PERU: CAMISEA GAS PROJECT—THE NEW ISSUE DIVIDING POLITICS

Local markets and the media were abuzz on Monday after the Head of the Cabinet, Guido Bellido, suggested during the weekend that the government would expropriate the Camisea gas operations if Pluspetrol, the operator, did not renegotiate the contract it has with the State. The Pluspetrol conglomerate includes energy companies Repsol (Spain) and Hunt Oil (US) among others. Mr Bellido, who has gotten into the habit of communicating by Twitter, literally stated (our translation, but not our syntaxis) that: “We call on the company that exploits and commercializes the Camisea gas, to renegotiate the distribution of earnings in favour of the State, if not we will opt for the recovery or nationalization of our gas field.”

The threat of nationalization has ruffled feathers and generated confusion, with much of the media focusing on the possibility of an expropriation. President Castillo attempted to calm the waters a bit, stating that any renegotiation would need to obey the rule of law. At first this seemed to represent a disavowal of Bellido’s message, however, retrospectively, it was probably more a desire to get the focus away from the expropriation issue while maintaining the government intention to renegotiate the contract.

On Monday, Bellido, together with the Minister of Mining and Oil & Gas, Iván Merino, submitted a formal request with PlusPetrol, the operator of the Camisea oilfields, to begin conversations to renegotiate the contract. Bellido and Merino went personally to the offices of PlusPetrol to deliver the formal request for negotiations, which is quite unusual, and something that puts greater political onus on the issue and links much more personally to Bellido himself. The request also had a specific, and very expedited date for negotiations to begin: October 6. Meanwhile, the PEN reached a new all-time low versus the USD, with the FX rate surpassing 4.12, in a move that market analysts linked largely to the Camisea developments.

◆ ◆ ◆ ◆ ◆ ◆ ◆

== Task instructions ==
(a) In the Camisea gas article, why does it matter that Bellido and Merino delivered the formal request to PlusPetrol in person?
(b) According to the Camisea gas article, on what date were the contract negotiations supposed to begin?

== Dataset records ==
◆ ◆ ◆ ◆ ◆ ◆ ◆

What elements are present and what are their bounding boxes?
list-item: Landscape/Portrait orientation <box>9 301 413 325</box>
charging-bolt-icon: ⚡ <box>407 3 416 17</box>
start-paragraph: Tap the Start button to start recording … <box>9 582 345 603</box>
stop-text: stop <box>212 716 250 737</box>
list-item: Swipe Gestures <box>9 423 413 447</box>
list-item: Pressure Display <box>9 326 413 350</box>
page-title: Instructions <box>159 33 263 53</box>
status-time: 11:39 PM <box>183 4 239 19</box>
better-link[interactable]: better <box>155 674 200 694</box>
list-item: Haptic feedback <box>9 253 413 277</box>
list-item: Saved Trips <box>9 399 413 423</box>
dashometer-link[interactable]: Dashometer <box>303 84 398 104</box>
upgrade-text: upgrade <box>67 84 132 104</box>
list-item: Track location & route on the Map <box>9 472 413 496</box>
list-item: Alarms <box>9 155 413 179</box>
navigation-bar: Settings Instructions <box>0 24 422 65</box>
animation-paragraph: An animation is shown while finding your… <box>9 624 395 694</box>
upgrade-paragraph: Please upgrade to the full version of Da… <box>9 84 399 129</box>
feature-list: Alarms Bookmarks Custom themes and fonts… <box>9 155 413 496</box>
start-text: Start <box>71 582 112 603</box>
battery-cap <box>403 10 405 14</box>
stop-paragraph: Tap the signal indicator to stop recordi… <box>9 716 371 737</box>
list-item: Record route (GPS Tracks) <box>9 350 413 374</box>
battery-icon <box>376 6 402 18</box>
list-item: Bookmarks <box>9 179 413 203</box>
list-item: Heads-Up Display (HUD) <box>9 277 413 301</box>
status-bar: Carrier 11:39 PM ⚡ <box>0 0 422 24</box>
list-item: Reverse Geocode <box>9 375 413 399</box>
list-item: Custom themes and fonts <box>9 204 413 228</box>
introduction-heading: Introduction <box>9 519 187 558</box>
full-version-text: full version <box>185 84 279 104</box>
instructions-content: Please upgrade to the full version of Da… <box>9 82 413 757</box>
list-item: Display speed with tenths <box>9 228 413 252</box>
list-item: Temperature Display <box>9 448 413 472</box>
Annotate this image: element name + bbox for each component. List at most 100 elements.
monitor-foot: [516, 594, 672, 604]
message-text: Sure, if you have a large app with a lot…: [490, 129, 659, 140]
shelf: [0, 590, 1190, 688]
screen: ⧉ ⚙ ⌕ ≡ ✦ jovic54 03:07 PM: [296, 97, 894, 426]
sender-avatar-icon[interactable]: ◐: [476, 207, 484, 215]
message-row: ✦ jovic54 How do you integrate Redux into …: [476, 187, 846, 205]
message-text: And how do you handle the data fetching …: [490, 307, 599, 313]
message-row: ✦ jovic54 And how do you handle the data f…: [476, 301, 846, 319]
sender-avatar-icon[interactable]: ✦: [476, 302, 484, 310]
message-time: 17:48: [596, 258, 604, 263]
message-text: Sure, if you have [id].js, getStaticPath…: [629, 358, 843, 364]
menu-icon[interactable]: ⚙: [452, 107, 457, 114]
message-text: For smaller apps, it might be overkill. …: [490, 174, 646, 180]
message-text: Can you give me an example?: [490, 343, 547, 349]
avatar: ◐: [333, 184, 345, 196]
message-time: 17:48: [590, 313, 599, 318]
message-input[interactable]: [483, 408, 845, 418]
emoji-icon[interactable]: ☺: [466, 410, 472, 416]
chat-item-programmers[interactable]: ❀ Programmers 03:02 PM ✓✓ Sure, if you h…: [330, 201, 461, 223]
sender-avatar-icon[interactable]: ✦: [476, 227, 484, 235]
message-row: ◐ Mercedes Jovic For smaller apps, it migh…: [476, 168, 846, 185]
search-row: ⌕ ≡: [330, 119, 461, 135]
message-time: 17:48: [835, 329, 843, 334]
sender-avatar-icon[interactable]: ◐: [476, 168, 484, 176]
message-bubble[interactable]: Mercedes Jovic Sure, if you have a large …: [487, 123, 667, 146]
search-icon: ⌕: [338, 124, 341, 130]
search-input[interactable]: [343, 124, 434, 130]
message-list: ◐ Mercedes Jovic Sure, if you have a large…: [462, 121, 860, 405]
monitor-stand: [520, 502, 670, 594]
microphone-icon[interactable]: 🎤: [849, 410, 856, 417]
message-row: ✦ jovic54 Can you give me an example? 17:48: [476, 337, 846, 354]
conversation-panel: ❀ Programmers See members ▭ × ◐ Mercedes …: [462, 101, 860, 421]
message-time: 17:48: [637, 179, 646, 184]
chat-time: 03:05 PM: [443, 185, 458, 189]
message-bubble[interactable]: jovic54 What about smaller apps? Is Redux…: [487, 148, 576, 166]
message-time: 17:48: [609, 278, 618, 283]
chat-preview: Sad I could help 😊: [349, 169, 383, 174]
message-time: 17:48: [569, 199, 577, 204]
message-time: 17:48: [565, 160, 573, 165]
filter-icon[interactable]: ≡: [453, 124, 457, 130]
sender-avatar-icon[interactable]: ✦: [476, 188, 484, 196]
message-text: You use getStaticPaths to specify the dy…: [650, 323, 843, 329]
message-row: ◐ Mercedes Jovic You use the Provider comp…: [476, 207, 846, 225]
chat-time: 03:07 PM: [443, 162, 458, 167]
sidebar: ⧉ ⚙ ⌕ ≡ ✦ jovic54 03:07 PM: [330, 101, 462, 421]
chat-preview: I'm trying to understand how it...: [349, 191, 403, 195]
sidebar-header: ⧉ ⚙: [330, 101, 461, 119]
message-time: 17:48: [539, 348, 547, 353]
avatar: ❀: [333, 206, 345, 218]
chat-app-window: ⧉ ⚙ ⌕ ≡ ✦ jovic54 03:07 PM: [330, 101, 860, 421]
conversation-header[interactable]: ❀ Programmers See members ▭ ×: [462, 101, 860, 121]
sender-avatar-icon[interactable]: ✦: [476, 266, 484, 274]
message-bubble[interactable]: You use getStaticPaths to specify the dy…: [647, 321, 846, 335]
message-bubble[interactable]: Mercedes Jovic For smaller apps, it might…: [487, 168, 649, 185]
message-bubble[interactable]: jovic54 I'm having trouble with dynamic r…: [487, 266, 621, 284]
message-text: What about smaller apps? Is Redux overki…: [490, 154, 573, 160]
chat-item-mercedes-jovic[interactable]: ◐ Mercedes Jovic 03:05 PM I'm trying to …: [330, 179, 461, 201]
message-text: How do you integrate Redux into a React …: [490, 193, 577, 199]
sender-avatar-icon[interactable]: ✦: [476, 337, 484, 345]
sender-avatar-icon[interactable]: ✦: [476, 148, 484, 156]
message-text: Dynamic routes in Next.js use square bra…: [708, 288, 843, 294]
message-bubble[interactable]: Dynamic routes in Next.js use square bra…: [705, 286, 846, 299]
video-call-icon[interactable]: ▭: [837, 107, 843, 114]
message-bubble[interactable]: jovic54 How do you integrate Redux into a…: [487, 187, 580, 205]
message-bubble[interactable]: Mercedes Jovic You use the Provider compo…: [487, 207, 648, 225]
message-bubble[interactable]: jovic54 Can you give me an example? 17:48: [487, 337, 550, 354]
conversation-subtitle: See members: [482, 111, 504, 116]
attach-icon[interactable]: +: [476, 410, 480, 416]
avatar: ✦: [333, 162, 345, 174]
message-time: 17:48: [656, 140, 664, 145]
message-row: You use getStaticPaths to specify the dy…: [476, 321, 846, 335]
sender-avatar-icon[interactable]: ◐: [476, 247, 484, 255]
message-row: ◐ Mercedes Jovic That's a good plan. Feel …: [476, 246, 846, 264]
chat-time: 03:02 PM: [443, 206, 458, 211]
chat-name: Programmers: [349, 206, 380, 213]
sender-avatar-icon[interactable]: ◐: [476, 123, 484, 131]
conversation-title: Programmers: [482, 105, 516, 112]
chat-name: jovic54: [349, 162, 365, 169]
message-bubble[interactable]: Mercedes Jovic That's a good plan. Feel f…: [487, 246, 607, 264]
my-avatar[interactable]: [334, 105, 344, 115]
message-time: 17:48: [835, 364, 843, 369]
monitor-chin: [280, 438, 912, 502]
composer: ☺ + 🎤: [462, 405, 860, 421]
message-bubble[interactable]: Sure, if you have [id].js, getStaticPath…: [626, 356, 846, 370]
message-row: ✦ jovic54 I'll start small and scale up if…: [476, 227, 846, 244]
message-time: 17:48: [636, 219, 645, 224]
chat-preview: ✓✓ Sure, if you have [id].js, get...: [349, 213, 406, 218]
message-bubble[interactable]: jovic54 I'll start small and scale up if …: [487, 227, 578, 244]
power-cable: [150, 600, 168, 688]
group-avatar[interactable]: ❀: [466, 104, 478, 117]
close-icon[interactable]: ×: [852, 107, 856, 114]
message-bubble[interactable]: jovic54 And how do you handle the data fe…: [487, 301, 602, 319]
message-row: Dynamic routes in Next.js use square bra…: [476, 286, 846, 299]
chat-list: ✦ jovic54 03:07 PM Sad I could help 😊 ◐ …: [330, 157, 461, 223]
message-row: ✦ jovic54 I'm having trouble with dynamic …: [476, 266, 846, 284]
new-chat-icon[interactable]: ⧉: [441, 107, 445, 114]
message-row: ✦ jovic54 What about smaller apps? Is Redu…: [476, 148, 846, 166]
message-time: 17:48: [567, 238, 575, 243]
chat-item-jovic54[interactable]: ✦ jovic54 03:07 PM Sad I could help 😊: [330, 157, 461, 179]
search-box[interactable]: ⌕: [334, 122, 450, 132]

◆ ◆ ◆ ◆ ◆ ◆ ◆

== Task-by-task results ==
(a) Delivering the request in person is quite unusual. It puts greater political weight on the issue and ties it much more personally to Bellido himself.

(b) October 6.